**PROBLEM REQUIREMENTS:**
Exactly repeat all the records below, omitting the images they hold.

**PROVIDED ENTRIES:**
▬▬▬▬▬▬▬▬▬▬

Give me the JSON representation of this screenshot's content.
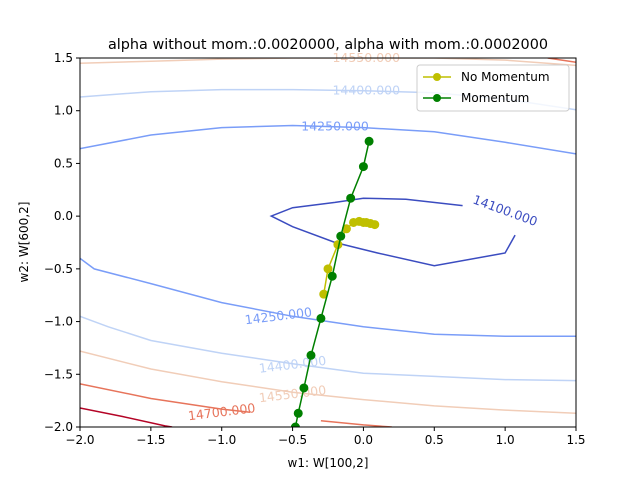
{
  "chart_data": {
    "type": "line",
    "title": "alpha without mom.:0.0020000, alpha with mom.:0.0002000",
    "xlabel": "w1: W[100,2]",
    "ylabel": "w2: W[600,2]",
    "xlim": [
      -2.0,
      1.5
    ],
    "ylim": [
      -2.0,
      1.5
    ],
    "xticks": [
      -2.0,
      -1.5,
      -1.0,
      -0.5,
      0.0,
      0.5,
      1.0,
      1.5
    ],
    "yticks": [
      -2.0,
      -1.5,
      -1.0,
      -0.5,
      0.0,
      0.5,
      1.0,
      1.5
    ],
    "xtick_labels": [
      "−2.0",
      "−1.5",
      "−1.0",
      "−0.5",
      "0.0",
      "0.5",
      "1.0",
      "1.5"
    ],
    "ytick_labels": [
      "−2.0",
      "−1.5",
      "−1.0",
      "−0.5",
      "0.0",
      "0.5",
      "1.0",
      "1.5"
    ],
    "grid": false,
    "legend_position": "top-right",
    "contours": [
      {
        "level": "14100.000",
        "color": "#3b4cc0",
        "lines": [
          [
            [
              0.7,
              0.1
            ],
            [
              0.3,
              0.16
            ],
            [
              0.0,
              0.17
            ],
            [
              -0.2,
              0.13
            ],
            [
              -0.5,
              0.08
            ],
            [
              -0.65,
              0.0
            ],
            [
              -0.5,
              -0.1
            ],
            [
              -0.2,
              -0.25
            ],
            [
              0.1,
              -0.35
            ],
            [
              0.5,
              -0.47
            ],
            [
              1.0,
              -0.35
            ],
            [
              1.07,
              -0.18
            ]
          ]
        ],
        "label": {
          "x": 1.0,
          "y": 0.05,
          "rotation": 20,
          "text": "14100.000"
        }
      },
      {
        "level": "14250.000",
        "color": "#7a9df8",
        "lines": [
          [
            [
              -2.0,
              0.64
            ],
            [
              -1.5,
              0.77
            ],
            [
              -1.0,
              0.84
            ],
            [
              -0.5,
              0.86
            ],
            [
              0.0,
              0.84
            ],
            [
              0.5,
              0.8
            ],
            [
              1.0,
              0.7
            ],
            [
              1.5,
              0.59
            ]
          ],
          [
            [
              -2.0,
              -0.4
            ],
            [
              -1.9,
              -0.5
            ],
            [
              -1.5,
              -0.64
            ],
            [
              -1.0,
              -0.82
            ],
            [
              -0.5,
              -0.95
            ],
            [
              0.0,
              -1.05
            ],
            [
              0.5,
              -1.12
            ],
            [
              1.0,
              -1.14
            ],
            [
              1.5,
              -1.14
            ]
          ]
        ],
        "label": {
          "x": -0.2,
          "y": 0.85,
          "rotation": 0,
          "text": "14250.000"
        },
        "label2": {
          "x": -0.6,
          "y": -0.95,
          "rotation": -7,
          "text": "14250.000"
        }
      },
      {
        "level": "14400.000",
        "color": "#bfd3f6",
        "lines": [
          [
            [
              -2.0,
              1.13
            ],
            [
              -1.5,
              1.18
            ],
            [
              -1.0,
              1.2
            ],
            [
              -0.5,
              1.2
            ],
            [
              0.0,
              1.19
            ],
            [
              0.5,
              1.17
            ],
            [
              1.0,
              1.11
            ],
            [
              1.5,
              1.01
            ]
          ],
          [
            [
              -2.0,
              -0.95
            ],
            [
              -1.8,
              -1.05
            ],
            [
              -1.5,
              -1.18
            ],
            [
              -1.0,
              -1.3
            ],
            [
              -0.5,
              -1.4
            ],
            [
              0.0,
              -1.49
            ],
            [
              0.5,
              -1.52
            ],
            [
              1.0,
              -1.55
            ],
            [
              1.5,
              -1.56
            ]
          ]
        ],
        "label": {
          "x": 0.02,
          "y": 1.19,
          "rotation": 0,
          "text": "14400.000"
        },
        "label2": {
          "x": -0.5,
          "y": -1.41,
          "rotation": -7,
          "text": "14400.000"
        }
      },
      {
        "level": "14550.000",
        "color": "#f1cdb8",
        "lines": [
          [
            [
              -2.0,
              1.45
            ],
            [
              -1.5,
              1.47
            ],
            [
              -1.0,
              1.49
            ],
            [
              -0.5,
              1.5
            ],
            [
              0.0,
              1.5
            ],
            [
              0.5,
              1.5
            ],
            [
              1.0,
              1.48
            ],
            [
              1.5,
              1.43
            ]
          ],
          [
            [
              -2.0,
              -1.28
            ],
            [
              -1.5,
              -1.45
            ],
            [
              -1.0,
              -1.57
            ],
            [
              -0.5,
              -1.67
            ],
            [
              0.0,
              -1.74
            ],
            [
              0.5,
              -1.8
            ],
            [
              1.0,
              -1.84
            ],
            [
              1.5,
              -1.87
            ]
          ]
        ],
        "label": {
          "x": 0.02,
          "y": 1.5,
          "rotation": 0,
          "text": "14550.000"
        },
        "label2": {
          "x": -0.5,
          "y": -1.69,
          "rotation": -7,
          "text": "14550.000"
        }
      },
      {
        "level": "14700.000",
        "color": "#e7745b",
        "lines": [
          [
            [
              -2.0,
              -1.59
            ],
            [
              -1.5,
              -1.73
            ],
            [
              -1.0,
              -1.83
            ],
            [
              -0.8,
              -1.86
            ]
          ],
          [
            [
              -0.3,
              -1.94
            ],
            [
              0.0,
              -1.98
            ],
            [
              0.2,
              -2.0
            ]
          ],
          [
            [
              1.3,
              1.5
            ],
            [
              1.5,
              1.46
            ]
          ]
        ],
        "label": {
          "x": -1.0,
          "y": -1.86,
          "rotation": -7,
          "text": "14700.000"
        }
      },
      {
        "level": "",
        "color": "#b40426",
        "lines": [
          [
            [
              -2.0,
              -1.82
            ],
            [
              -1.7,
              -1.9
            ],
            [
              -1.4,
              -1.99
            ],
            [
              -1.35,
              -2.0
            ]
          ]
        ]
      }
    ],
    "series": [
      {
        "name": "No Momentum",
        "color": "#bfbf00",
        "marker": "o",
        "x": [
          -0.28,
          -0.25,
          -0.18,
          -0.12,
          -0.07,
          -0.03,
          0.0,
          0.02,
          0.05,
          0.08
        ],
        "y": [
          -0.74,
          -0.5,
          -0.27,
          -0.12,
          -0.06,
          -0.05,
          -0.06,
          -0.06,
          -0.07,
          -0.08
        ]
      },
      {
        "name": "Momentum",
        "color": "#008000",
        "marker": "o",
        "x": [
          -0.48,
          -0.46,
          -0.42,
          -0.37,
          -0.3,
          -0.22,
          -0.16,
          -0.09,
          0.0,
          0.04
        ],
        "y": [
          -2.0,
          -1.87,
          -1.63,
          -1.32,
          -0.97,
          -0.57,
          -0.19,
          0.17,
          0.47,
          0.71
        ]
      }
    ]
  }
}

▬▬▬▬▬▬▬▬▬▬

**ANSWER TO THIS PROBLEM:**
Give me the JSON representation of this screenshot's content.
{
  "chart_data": {
    "type": "line",
    "title": "alpha without mom.:0.0020000, alpha with mom.:0.0002000",
    "xlabel": "w1: W[100,2]",
    "ylabel": "w2: W[600,2]",
    "xlim": [
      -2.0,
      1.5
    ],
    "ylim": [
      -2.0,
      1.5
    ],
    "xticks": [
      -2.0,
      -1.5,
      -1.0,
      -0.5,
      0.0,
      0.5,
      1.0,
      1.5
    ],
    "yticks": [
      -2.0,
      -1.5,
      -1.0,
      -0.5,
      0.0,
      0.5,
      1.0,
      1.5
    ],
    "xtick_labels": [
      "−2.0",
      "−1.5",
      "−1.0",
      "−0.5",
      "0.0",
      "0.5",
      "1.0",
      "1.5"
    ],
    "ytick_labels": [
      "−2.0",
      "−1.5",
      "−1.0",
      "−0.5",
      "0.0",
      "0.5",
      "1.0",
      "1.5"
    ],
    "grid": false,
    "legend_position": "top-right",
    "contours": [
      {
        "level": "14100.000",
        "color": "#3b4cc0",
        "lines": [
          [
            [
              0.7,
              0.1
            ],
            [
              0.3,
              0.16
            ],
            [
              0.0,
              0.17
            ],
            [
              -0.2,
              0.13
            ],
            [
              -0.5,
              0.08
            ],
            [
              -0.65,
              0.0
            ],
            [
              -0.5,
              -0.1
            ],
            [
              -0.2,
              -0.25
            ],
            [
              0.1,
              -0.35
            ],
            [
              0.5,
              -0.47
            ],
            [
              1.0,
              -0.35
            ],
            [
              1.07,
              -0.18
            ]
          ]
        ],
        "label": {
          "x": 1.0,
          "y": 0.05,
          "rotation": 20,
          "text": "14100.000"
        }
      },
      {
        "level": "14250.000",
        "color": "#7a9df8",
        "lines": [
          [
            [
              -2.0,
              0.64
            ],
            [
              -1.5,
              0.77
            ],
            [
              -1.0,
              0.84
            ],
            [
              -0.5,
              0.86
            ],
            [
              0.0,
              0.84
            ],
            [
              0.5,
              0.8
            ],
            [
              1.0,
              0.7
            ],
            [
              1.5,
              0.59
            ]
          ],
          [
            [
              -2.0,
              -0.4
            ],
            [
              -1.9,
              -0.5
            ],
            [
              -1.5,
              -0.64
            ],
            [
              -1.0,
              -0.82
            ],
            [
              -0.5,
              -0.95
            ],
            [
              0.0,
              -1.05
            ],
            [
              0.5,
              -1.12
            ],
            [
              1.0,
              -1.14
            ],
            [
              1.5,
              -1.14
            ]
          ]
        ],
        "label": {
          "x": -0.2,
          "y": 0.85,
          "rotation": 0,
          "text": "14250.000"
        },
        "label2": {
          "x": -0.6,
          "y": -0.95,
          "rotation": -7,
          "text": "14250.000"
        }
      },
      {
        "level": "14400.000",
        "color": "#bfd3f6",
        "lines": [
          [
            [
              -2.0,
              1.13
            ],
            [
              -1.5,
              1.18
            ],
            [
              -1.0,
              1.2
            ],
            [
              -0.5,
              1.2
            ],
            [
              0.0,
              1.19
            ],
            [
              0.5,
              1.17
            ],
            [
              1.0,
              1.11
            ],
            [
              1.5,
              1.01
            ]
          ],
          [
            [
              -2.0,
              -0.95
            ],
            [
              -1.8,
              -1.05
            ],
            [
              -1.5,
              -1.18
            ],
            [
              -1.0,
              -1.3
            ],
            [
              -0.5,
              -1.4
            ],
            [
              0.0,
              -1.49
            ],
            [
              0.5,
              -1.52
            ],
            [
              1.0,
              -1.55
            ],
            [
              1.5,
              -1.56
            ]
          ]
        ],
        "label": {
          "x": 0.02,
          "y": 1.19,
          "rotation": 0,
          "text": "14400.000"
        },
        "label2": {
          "x": -0.5,
          "y": -1.41,
          "rotation": -7,
          "text": "14400.000"
        }
      },
      {
        "level": "14550.000",
        "color": "#f1cdb8",
        "lines": [
          [
            [
              -2.0,
              1.45
            ],
            [
              -1.5,
              1.47
            ],
            [
              -1.0,
              1.49
            ],
            [
              -0.5,
              1.5
            ],
            [
              0.0,
              1.5
            ],
            [
              0.5,
              1.5
            ],
            [
              1.0,
              1.48
            ],
            [
              1.5,
              1.43
            ]
          ],
          [
            [
              -2.0,
              -1.28
            ],
            [
              -1.5,
              -1.45
            ],
            [
              -1.0,
              -1.57
            ],
            [
              -0.5,
              -1.67
            ],
            [
              0.0,
              -1.74
            ],
            [
              0.5,
              -1.8
            ],
            [
              1.0,
              -1.84
            ],
            [
              1.5,
              -1.87
            ]
          ]
        ],
        "label": {
          "x": 0.02,
          "y": 1.5,
          "rotation": 0,
          "text": "14550.000"
        },
        "label2": {
          "x": -0.5,
          "y": -1.69,
          "rotation": -7,
          "text": "14550.000"
        }
      },
      {
        "level": "14700.000",
        "color": "#e7745b",
        "lines": [
          [
            [
              -2.0,
              -1.59
            ],
            [
              -1.5,
              -1.73
            ],
            [
              -1.0,
              -1.83
            ],
            [
              -0.8,
              -1.86
            ]
          ],
          [
            [
              -0.3,
              -1.94
            ],
            [
              0.0,
              -1.98
            ],
            [
              0.2,
              -2.0
            ]
          ],
          [
            [
              1.3,
              1.5
            ],
            [
              1.5,
              1.46
            ]
          ]
        ],
        "label": {
          "x": -1.0,
          "y": -1.86,
          "rotation": -7,
          "text": "14700.000"
        }
      },
      {
        "level": "",
        "color": "#b40426",
        "lines": [
          [
            [
              -2.0,
              -1.82
            ],
            [
              -1.7,
              -1.9
            ],
            [
              -1.4,
              -1.99
            ],
            [
              -1.35,
              -2.0
            ]
          ]
        ]
      }
    ],
    "series": [
      {
        "name": "No Momentum",
        "color": "#bfbf00",
        "marker": "o",
        "x": [
          -0.28,
          -0.25,
          -0.18,
          -0.12,
          -0.07,
          -0.03,
          0.0,
          0.02,
          0.05,
          0.08
        ],
        "y": [
          -0.74,
          -0.5,
          -0.27,
          -0.12,
          -0.06,
          -0.05,
          -0.06,
          -0.06,
          -0.07,
          -0.08
        ]
      },
      {
        "name": "Momentum",
        "color": "#008000",
        "marker": "o",
        "x": [
          -0.48,
          -0.46,
          -0.42,
          -0.37,
          -0.3,
          -0.22,
          -0.16,
          -0.09,
          0.0,
          0.04
        ],
        "y": [
          -2.0,
          -1.87,
          -1.63,
          -1.32,
          -0.97,
          -0.57,
          -0.19,
          0.17,
          0.47,
          0.71
        ]
      }
    ]
  }
}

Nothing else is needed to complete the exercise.